Extracted records:
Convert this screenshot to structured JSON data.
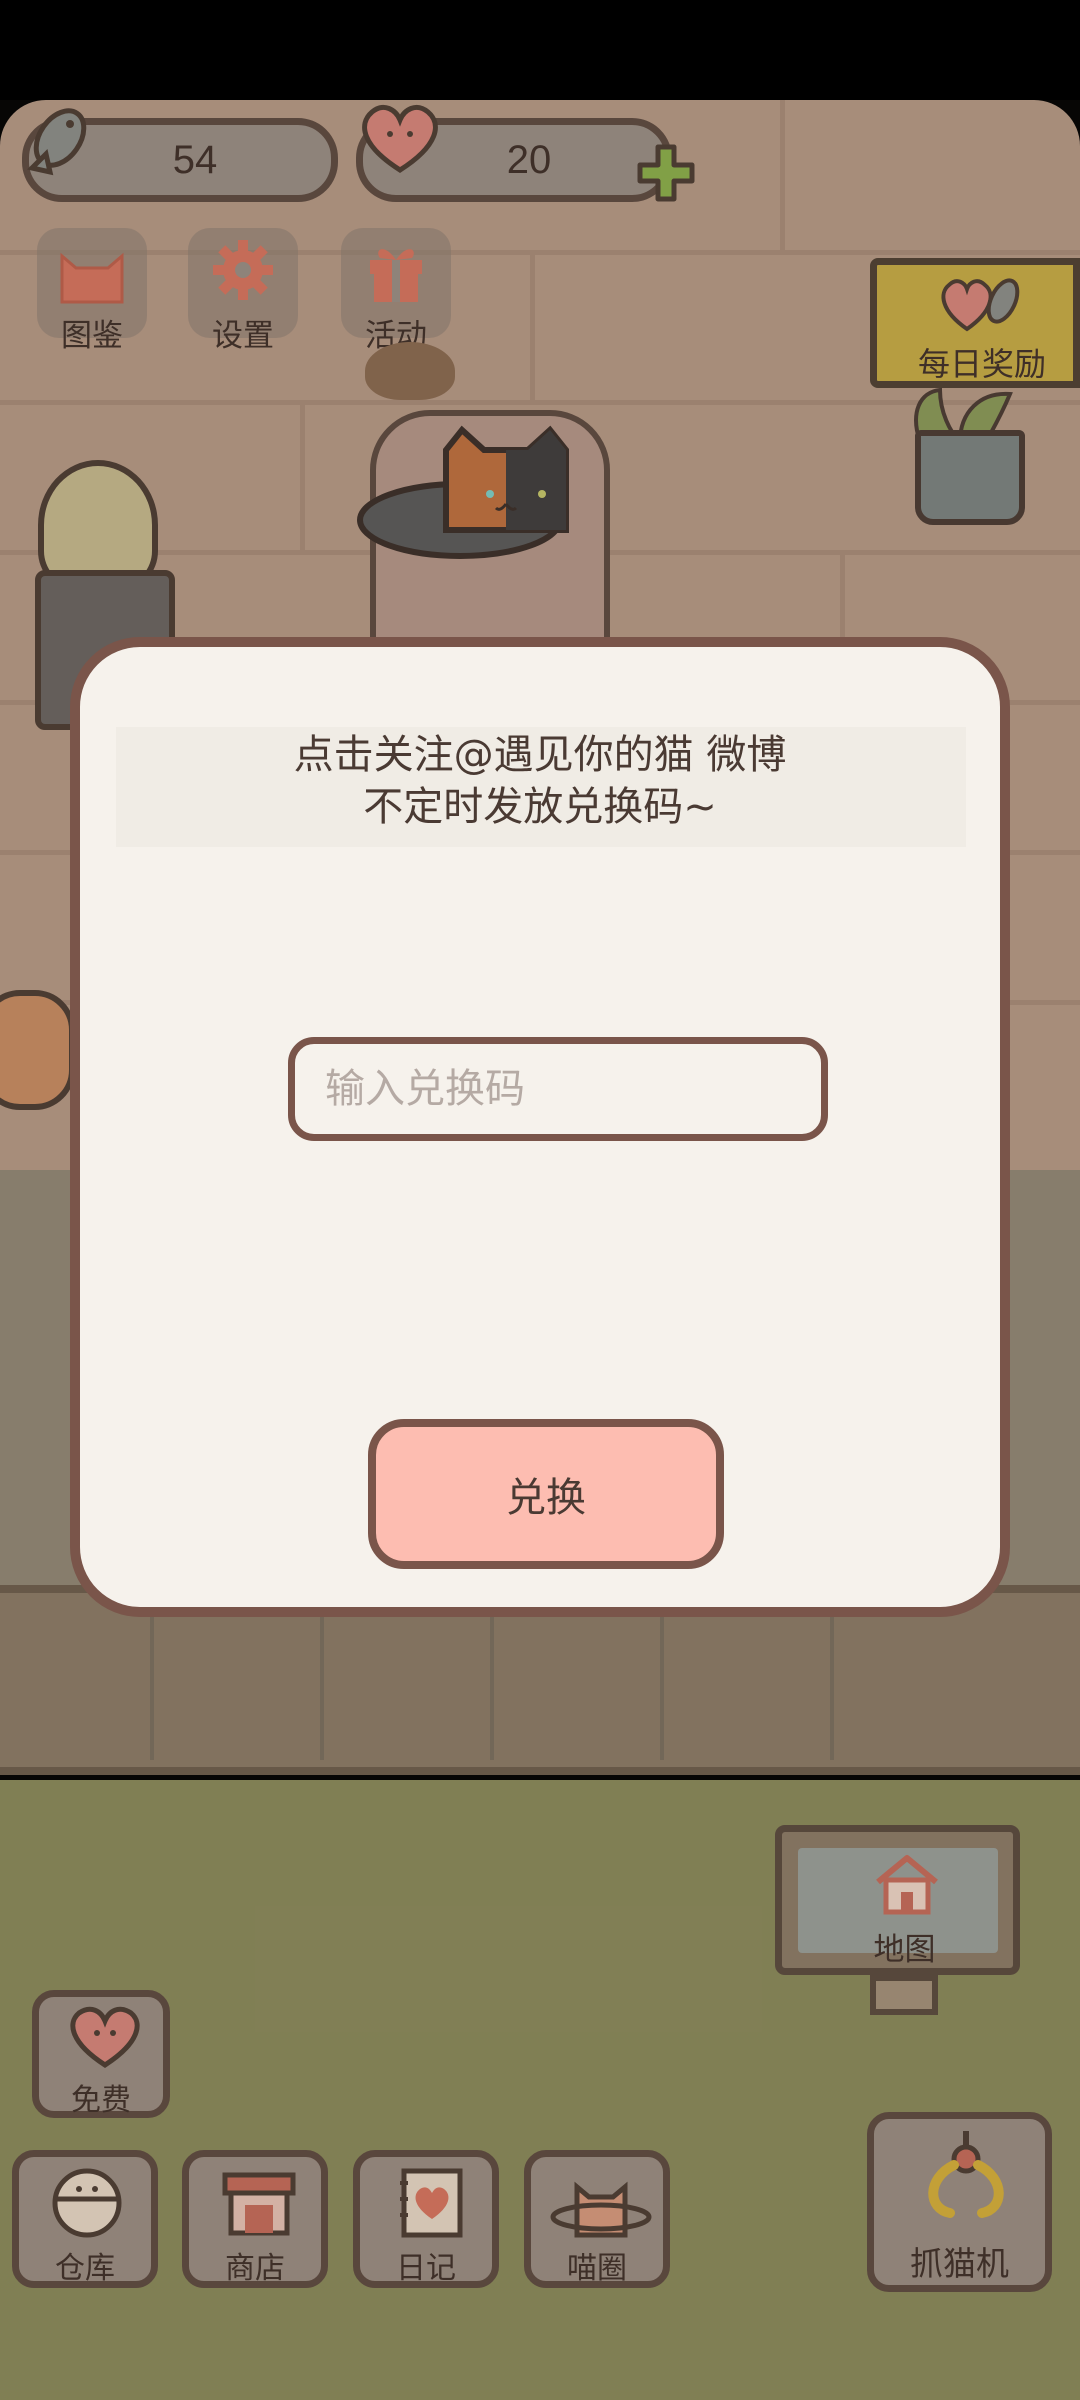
{
  "resources": {
    "fish_count": "54",
    "heart_count": "20"
  },
  "top_menu": {
    "catalog_label": "图鉴",
    "settings_label": "设置",
    "events_label": "活动"
  },
  "daily_reward": {
    "label": "每日奖励"
  },
  "map": {
    "label": "地图"
  },
  "bottom_bar": {
    "free_label": "免费",
    "warehouse_label": "仓库",
    "shop_label": "商店",
    "diary_label": "日记",
    "circle_label": "喵圈",
    "claw_machine_label": "抓猫机"
  },
  "dialog": {
    "title_line1": "点击关注@遇见你的猫 微博",
    "title_line2": "不定时发放兑换码~",
    "input_value": "",
    "input_placeholder": "输入兑换码",
    "redeem_button_label": "兑换"
  },
  "colors": {
    "wall": "#b79a86",
    "grass": "#8a8a5a",
    "dialog_bg": "#f6f2ec",
    "dialog_border": "#7a554a",
    "redeem_button": "#fdbdb1",
    "heart": "#d9867c",
    "plus": "#8bb04a",
    "flag": "#c8ac45"
  }
}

Your goal: Do not include the images; transcribe the rest of the listing exactly.

Full answer:
Convert this screenshot to structured JSON data.
{
  "resources": {
    "fish_count": "54",
    "heart_count": "20"
  },
  "top_menu": {
    "catalog_label": "图鉴",
    "settings_label": "设置",
    "events_label": "活动"
  },
  "daily_reward": {
    "label": "每日奖励"
  },
  "map": {
    "label": "地图"
  },
  "bottom_bar": {
    "free_label": "免费",
    "warehouse_label": "仓库",
    "shop_label": "商店",
    "diary_label": "日记",
    "circle_label": "喵圈",
    "claw_machine_label": "抓猫机"
  },
  "dialog": {
    "title_line1": "点击关注@遇见你的猫 微博",
    "title_line2": "不定时发放兑换码~",
    "input_value": "",
    "input_placeholder": "输入兑换码",
    "redeem_button_label": "兑换"
  },
  "colors": {
    "wall": "#b79a86",
    "grass": "#8a8a5a",
    "dialog_bg": "#f6f2ec",
    "dialog_border": "#7a554a",
    "redeem_button": "#fdbdb1",
    "heart": "#d9867c",
    "plus": "#8bb04a",
    "flag": "#c8ac45"
  }
}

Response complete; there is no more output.